(Entries from a dataset)

::::::::::

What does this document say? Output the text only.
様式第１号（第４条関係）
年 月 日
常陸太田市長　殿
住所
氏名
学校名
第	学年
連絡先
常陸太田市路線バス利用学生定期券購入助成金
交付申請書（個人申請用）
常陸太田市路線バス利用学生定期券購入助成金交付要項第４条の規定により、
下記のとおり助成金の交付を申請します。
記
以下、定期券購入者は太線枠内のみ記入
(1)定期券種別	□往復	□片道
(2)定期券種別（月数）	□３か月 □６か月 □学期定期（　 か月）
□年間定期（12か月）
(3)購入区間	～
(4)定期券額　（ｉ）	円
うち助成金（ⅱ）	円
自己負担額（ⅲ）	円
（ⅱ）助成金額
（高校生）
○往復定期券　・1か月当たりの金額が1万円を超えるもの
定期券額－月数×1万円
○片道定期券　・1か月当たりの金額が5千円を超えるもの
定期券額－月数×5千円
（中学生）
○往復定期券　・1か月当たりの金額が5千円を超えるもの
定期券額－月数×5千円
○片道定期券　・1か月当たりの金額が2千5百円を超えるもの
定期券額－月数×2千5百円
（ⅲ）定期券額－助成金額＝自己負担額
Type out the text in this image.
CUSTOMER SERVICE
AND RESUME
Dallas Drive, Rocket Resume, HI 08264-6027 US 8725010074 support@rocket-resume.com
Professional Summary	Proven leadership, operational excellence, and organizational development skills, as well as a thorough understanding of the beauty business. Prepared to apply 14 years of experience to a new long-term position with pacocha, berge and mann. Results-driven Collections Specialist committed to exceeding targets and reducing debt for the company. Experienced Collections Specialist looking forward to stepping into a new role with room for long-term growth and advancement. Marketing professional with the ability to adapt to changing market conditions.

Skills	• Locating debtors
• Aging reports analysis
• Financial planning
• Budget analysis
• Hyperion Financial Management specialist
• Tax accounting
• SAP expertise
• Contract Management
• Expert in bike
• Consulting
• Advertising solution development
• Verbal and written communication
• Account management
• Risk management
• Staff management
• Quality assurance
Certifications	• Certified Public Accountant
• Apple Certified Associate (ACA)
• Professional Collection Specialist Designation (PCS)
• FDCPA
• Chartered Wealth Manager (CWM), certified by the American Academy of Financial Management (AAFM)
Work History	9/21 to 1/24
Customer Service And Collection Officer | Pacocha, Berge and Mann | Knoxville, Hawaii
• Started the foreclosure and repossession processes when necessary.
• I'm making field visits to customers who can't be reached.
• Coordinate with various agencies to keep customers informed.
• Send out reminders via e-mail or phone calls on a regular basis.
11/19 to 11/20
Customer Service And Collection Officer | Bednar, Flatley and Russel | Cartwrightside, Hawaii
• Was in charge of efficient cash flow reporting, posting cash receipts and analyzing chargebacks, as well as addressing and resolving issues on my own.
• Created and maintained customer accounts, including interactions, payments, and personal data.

::::::::::

Work required: Find every line in the records above that contains the word "定期券種別", and copy each one.

Exercise output:
(1)定期券種別	□往復	□片道
(2)定期券種別（月数）	□３か月 □６か月 □学期定期（　 か月）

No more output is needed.